→ The exercise: Only a number is wanted. Count the lines holding the string "time".

→ Stored entries:
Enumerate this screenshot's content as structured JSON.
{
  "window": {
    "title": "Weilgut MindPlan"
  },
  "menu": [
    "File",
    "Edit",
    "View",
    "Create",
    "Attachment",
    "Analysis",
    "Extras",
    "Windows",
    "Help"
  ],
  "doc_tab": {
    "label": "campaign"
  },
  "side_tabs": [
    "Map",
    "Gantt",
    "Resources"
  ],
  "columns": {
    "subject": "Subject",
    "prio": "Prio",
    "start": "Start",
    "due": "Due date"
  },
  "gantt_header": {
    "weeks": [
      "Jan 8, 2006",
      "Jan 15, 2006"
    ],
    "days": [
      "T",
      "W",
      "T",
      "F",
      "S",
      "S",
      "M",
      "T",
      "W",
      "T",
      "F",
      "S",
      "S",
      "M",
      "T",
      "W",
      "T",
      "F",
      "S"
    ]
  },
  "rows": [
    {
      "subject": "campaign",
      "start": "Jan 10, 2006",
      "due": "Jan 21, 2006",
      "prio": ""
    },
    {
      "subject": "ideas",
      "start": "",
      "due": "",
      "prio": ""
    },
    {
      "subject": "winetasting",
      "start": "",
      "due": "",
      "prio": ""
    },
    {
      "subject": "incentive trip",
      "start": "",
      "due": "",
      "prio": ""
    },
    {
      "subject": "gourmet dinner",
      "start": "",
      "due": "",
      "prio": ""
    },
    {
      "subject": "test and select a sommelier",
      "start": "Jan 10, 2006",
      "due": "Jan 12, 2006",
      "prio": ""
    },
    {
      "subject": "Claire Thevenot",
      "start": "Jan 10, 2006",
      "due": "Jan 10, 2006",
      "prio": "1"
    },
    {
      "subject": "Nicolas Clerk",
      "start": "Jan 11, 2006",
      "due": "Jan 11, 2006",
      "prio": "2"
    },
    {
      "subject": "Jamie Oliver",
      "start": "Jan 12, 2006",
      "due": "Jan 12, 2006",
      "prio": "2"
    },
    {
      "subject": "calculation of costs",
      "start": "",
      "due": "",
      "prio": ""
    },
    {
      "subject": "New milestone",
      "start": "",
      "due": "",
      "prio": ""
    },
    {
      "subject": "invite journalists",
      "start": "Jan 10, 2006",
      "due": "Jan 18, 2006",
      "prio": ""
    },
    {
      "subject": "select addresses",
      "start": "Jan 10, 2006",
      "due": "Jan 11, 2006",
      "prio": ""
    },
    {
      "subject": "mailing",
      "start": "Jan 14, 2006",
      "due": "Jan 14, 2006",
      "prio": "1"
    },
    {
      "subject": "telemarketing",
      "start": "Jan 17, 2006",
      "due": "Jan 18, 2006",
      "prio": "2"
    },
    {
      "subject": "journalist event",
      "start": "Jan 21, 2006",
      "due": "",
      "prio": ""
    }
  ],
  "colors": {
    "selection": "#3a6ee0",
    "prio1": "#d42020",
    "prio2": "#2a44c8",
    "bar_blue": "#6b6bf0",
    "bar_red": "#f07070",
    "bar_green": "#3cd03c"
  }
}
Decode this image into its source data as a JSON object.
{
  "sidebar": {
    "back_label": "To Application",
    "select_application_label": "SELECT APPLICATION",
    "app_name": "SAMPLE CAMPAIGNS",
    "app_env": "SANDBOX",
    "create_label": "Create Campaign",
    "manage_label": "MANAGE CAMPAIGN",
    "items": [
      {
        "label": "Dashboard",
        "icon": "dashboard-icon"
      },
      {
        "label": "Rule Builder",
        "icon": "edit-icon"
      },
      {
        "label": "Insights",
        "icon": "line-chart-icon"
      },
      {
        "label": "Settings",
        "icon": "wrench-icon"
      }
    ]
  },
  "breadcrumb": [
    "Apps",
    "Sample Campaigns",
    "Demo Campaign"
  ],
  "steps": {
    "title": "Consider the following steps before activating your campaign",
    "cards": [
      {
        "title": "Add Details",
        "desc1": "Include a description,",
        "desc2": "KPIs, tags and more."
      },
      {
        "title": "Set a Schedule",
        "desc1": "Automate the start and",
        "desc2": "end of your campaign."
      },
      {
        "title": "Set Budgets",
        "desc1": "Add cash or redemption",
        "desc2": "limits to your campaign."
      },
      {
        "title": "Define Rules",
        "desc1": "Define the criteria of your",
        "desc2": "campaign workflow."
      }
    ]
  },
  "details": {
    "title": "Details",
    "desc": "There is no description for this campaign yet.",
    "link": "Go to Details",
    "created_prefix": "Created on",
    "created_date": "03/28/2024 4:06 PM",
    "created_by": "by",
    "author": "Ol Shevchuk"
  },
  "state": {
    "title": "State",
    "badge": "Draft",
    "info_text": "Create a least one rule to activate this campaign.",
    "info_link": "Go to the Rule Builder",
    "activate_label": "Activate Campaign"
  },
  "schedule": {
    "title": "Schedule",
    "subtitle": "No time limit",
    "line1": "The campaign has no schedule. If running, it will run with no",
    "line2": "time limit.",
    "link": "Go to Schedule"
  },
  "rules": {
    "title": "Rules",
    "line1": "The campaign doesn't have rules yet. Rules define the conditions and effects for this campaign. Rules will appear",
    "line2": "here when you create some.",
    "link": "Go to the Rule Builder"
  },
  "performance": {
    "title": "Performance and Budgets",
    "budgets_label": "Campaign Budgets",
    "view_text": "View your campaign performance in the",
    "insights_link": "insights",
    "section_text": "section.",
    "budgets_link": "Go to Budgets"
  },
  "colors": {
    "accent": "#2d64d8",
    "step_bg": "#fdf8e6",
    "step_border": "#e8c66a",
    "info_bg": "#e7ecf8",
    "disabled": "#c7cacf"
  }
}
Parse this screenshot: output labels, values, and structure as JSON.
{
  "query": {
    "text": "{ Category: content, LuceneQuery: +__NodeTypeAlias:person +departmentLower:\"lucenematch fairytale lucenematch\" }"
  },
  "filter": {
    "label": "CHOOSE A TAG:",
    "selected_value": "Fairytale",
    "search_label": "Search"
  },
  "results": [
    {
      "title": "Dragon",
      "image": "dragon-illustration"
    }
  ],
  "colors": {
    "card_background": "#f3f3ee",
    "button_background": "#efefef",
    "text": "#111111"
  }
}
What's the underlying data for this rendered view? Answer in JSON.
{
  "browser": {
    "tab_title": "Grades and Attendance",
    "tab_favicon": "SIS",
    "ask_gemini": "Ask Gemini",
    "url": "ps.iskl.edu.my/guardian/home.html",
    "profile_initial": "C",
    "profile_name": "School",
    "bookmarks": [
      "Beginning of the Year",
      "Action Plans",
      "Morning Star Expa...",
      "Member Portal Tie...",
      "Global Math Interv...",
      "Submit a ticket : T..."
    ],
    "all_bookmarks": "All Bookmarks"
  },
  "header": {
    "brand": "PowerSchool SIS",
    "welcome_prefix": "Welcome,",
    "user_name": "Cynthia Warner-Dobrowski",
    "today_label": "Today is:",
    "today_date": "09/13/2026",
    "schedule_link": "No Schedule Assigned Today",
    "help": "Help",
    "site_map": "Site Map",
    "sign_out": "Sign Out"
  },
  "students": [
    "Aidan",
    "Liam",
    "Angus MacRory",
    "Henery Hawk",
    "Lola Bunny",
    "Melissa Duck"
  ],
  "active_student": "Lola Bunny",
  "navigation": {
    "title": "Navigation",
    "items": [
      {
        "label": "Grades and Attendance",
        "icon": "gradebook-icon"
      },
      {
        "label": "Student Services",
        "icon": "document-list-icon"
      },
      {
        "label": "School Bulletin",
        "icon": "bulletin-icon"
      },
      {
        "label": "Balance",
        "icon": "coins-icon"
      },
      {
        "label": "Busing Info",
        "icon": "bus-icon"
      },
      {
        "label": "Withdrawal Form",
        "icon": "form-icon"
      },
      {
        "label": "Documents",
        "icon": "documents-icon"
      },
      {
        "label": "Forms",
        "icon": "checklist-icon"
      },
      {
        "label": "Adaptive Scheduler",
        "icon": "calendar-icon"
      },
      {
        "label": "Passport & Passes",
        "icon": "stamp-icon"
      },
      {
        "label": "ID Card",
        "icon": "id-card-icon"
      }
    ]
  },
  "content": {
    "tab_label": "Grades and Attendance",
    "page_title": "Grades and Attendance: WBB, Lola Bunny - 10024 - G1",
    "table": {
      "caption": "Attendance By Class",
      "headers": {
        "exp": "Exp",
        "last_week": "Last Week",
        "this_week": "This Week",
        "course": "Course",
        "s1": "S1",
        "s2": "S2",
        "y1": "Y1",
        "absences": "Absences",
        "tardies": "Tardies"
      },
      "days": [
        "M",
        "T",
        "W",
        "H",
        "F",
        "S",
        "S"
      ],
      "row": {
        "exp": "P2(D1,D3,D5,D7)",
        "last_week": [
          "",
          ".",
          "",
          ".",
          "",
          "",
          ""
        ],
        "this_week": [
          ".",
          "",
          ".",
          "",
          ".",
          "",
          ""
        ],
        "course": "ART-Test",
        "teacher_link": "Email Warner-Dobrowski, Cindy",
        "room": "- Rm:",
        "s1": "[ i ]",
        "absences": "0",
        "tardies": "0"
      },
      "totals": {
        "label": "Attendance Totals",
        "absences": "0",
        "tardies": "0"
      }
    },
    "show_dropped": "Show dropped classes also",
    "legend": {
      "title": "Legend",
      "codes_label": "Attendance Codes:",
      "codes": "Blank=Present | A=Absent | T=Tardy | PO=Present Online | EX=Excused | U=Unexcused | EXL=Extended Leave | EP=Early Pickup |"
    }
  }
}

→ Response to this exercise: 2